WHAT YOU NEED TO DO:
Reproduce every entry in the listing without alteration.

INFORMATION PROVIDED:
==*==

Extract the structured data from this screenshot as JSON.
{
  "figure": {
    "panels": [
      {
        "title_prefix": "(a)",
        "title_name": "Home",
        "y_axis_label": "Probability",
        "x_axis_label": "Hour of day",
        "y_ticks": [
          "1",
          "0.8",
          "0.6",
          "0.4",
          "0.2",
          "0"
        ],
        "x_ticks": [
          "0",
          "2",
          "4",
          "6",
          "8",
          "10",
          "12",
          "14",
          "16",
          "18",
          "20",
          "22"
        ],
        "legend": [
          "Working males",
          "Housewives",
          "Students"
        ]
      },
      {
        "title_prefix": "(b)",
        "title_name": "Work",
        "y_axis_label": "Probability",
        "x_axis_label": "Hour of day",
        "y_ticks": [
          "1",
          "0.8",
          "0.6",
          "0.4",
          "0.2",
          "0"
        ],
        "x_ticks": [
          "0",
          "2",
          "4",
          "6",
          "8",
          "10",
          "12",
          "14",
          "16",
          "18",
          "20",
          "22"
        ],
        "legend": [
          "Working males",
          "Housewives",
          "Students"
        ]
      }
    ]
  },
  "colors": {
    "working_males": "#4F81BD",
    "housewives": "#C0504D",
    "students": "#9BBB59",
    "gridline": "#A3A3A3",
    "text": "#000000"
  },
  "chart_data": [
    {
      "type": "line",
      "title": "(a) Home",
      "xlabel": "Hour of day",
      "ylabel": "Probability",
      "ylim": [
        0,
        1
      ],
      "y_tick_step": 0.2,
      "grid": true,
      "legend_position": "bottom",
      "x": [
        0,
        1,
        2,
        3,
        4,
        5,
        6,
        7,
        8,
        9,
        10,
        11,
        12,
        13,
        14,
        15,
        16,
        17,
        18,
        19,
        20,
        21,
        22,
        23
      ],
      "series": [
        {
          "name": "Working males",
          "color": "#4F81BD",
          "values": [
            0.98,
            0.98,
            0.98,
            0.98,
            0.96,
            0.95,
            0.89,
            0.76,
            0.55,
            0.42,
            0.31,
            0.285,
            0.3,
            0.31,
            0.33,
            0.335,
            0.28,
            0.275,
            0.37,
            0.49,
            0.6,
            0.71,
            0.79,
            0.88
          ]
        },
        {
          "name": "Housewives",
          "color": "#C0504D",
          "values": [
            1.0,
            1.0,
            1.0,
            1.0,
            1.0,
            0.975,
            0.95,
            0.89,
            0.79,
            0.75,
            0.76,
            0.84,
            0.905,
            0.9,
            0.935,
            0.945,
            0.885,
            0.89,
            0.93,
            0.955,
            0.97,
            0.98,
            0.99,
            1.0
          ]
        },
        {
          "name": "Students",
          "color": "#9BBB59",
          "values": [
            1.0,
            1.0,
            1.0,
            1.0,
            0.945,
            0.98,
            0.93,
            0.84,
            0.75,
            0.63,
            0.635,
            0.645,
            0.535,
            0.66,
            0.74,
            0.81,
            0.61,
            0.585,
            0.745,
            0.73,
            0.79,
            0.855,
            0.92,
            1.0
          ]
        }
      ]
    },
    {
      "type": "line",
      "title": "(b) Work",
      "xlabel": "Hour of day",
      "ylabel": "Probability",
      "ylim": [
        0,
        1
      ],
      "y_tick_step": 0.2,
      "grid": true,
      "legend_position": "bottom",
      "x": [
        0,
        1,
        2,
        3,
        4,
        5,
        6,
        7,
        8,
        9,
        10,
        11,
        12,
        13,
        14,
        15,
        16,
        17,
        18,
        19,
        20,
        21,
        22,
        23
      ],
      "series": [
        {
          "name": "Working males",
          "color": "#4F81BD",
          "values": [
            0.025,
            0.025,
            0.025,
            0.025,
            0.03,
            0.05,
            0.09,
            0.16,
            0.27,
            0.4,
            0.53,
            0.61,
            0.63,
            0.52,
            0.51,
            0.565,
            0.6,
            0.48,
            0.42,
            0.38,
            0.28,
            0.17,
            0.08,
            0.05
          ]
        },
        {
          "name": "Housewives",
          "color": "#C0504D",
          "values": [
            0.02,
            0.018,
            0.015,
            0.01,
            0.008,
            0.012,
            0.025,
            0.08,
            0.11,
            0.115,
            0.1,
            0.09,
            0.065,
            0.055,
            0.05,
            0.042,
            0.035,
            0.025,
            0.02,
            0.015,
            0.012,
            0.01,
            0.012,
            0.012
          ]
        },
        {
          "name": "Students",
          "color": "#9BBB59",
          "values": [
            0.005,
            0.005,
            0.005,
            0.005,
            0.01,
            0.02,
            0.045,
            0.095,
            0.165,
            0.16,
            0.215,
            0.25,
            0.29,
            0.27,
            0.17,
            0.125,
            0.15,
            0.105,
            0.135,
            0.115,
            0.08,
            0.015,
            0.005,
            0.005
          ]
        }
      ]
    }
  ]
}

==*==

EXERCISE ANSWER:
Extract the structured data from this screenshot as JSON.
{
  "figure": {
    "panels": [
      {
        "title_prefix": "(a)",
        "title_name": "Home",
        "y_axis_label": "Probability",
        "x_axis_label": "Hour of day",
        "y_ticks": [
          "1",
          "0.8",
          "0.6",
          "0.4",
          "0.2",
          "0"
        ],
        "x_ticks": [
          "0",
          "2",
          "4",
          "6",
          "8",
          "10",
          "12",
          "14",
          "16",
          "18",
          "20",
          "22"
        ],
        "legend": [
          "Working males",
          "Housewives",
          "Students"
        ]
      },
      {
        "title_prefix": "(b)",
        "title_name": "Work",
        "y_axis_label": "Probability",
        "x_axis_label": "Hour of day",
        "y_ticks": [
          "1",
          "0.8",
          "0.6",
          "0.4",
          "0.2",
          "0"
        ],
        "x_ticks": [
          "0",
          "2",
          "4",
          "6",
          "8",
          "10",
          "12",
          "14",
          "16",
          "18",
          "20",
          "22"
        ],
        "legend": [
          "Working males",
          "Housewives",
          "Students"
        ]
      }
    ]
  },
  "colors": {
    "working_males": "#4F81BD",
    "housewives": "#C0504D",
    "students": "#9BBB59",
    "gridline": "#A3A3A3",
    "text": "#000000"
  },
  "chart_data": [
    {
      "type": "line",
      "title": "(a) Home",
      "xlabel": "Hour of day",
      "ylabel": "Probability",
      "ylim": [
        0,
        1
      ],
      "y_tick_step": 0.2,
      "grid": true,
      "legend_position": "bottom",
      "x": [
        0,
        1,
        2,
        3,
        4,
        5,
        6,
        7,
        8,
        9,
        10,
        11,
        12,
        13,
        14,
        15,
        16,
        17,
        18,
        19,
        20,
        21,
        22,
        23
      ],
      "series": [
        {
          "name": "Working males",
          "color": "#4F81BD",
          "values": [
            0.98,
            0.98,
            0.98,
            0.98,
            0.96,
            0.95,
            0.89,
            0.76,
            0.55,
            0.42,
            0.31,
            0.285,
            0.3,
            0.31,
            0.33,
            0.335,
            0.28,
            0.275,
            0.37,
            0.49,
            0.6,
            0.71,
            0.79,
            0.88
          ]
        },
        {
          "name": "Housewives",
          "color": "#C0504D",
          "values": [
            1.0,
            1.0,
            1.0,
            1.0,
            1.0,
            0.975,
            0.95,
            0.89,
            0.79,
            0.75,
            0.76,
            0.84,
            0.905,
            0.9,
            0.935,
            0.945,
            0.885,
            0.89,
            0.93,
            0.955,
            0.97,
            0.98,
            0.99,
            1.0
          ]
        },
        {
          "name": "Students",
          "color": "#9BBB59",
          "values": [
            1.0,
            1.0,
            1.0,
            1.0,
            0.945,
            0.98,
            0.93,
            0.84,
            0.75,
            0.63,
            0.635,
            0.645,
            0.535,
            0.66,
            0.74,
            0.81,
            0.61,
            0.585,
            0.745,
            0.73,
            0.79,
            0.855,
            0.92,
            1.0
          ]
        }
      ]
    },
    {
      "type": "line",
      "title": "(b) Work",
      "xlabel": "Hour of day",
      "ylabel": "Probability",
      "ylim": [
        0,
        1
      ],
      "y_tick_step": 0.2,
      "grid": true,
      "legend_position": "bottom",
      "x": [
        0,
        1,
        2,
        3,
        4,
        5,
        6,
        7,
        8,
        9,
        10,
        11,
        12,
        13,
        14,
        15,
        16,
        17,
        18,
        19,
        20,
        21,
        22,
        23
      ],
      "series": [
        {
          "name": "Working males",
          "color": "#4F81BD",
          "values": [
            0.025,
            0.025,
            0.025,
            0.025,
            0.03,
            0.05,
            0.09,
            0.16,
            0.27,
            0.4,
            0.53,
            0.61,
            0.63,
            0.52,
            0.51,
            0.565,
            0.6,
            0.48,
            0.42,
            0.38,
            0.28,
            0.17,
            0.08,
            0.05
          ]
        },
        {
          "name": "Housewives",
          "color": "#C0504D",
          "values": [
            0.02,
            0.018,
            0.015,
            0.01,
            0.008,
            0.012,
            0.025,
            0.08,
            0.11,
            0.115,
            0.1,
            0.09,
            0.065,
            0.055,
            0.05,
            0.042,
            0.035,
            0.025,
            0.02,
            0.015,
            0.012,
            0.01,
            0.012,
            0.012
          ]
        },
        {
          "name": "Students",
          "color": "#9BBB59",
          "values": [
            0.005,
            0.005,
            0.005,
            0.005,
            0.01,
            0.02,
            0.045,
            0.095,
            0.165,
            0.16,
            0.215,
            0.25,
            0.29,
            0.27,
            0.17,
            0.125,
            0.15,
            0.105,
            0.135,
            0.115,
            0.08,
            0.015,
            0.005,
            0.005
          ]
        }
      ]
    }
  ]
}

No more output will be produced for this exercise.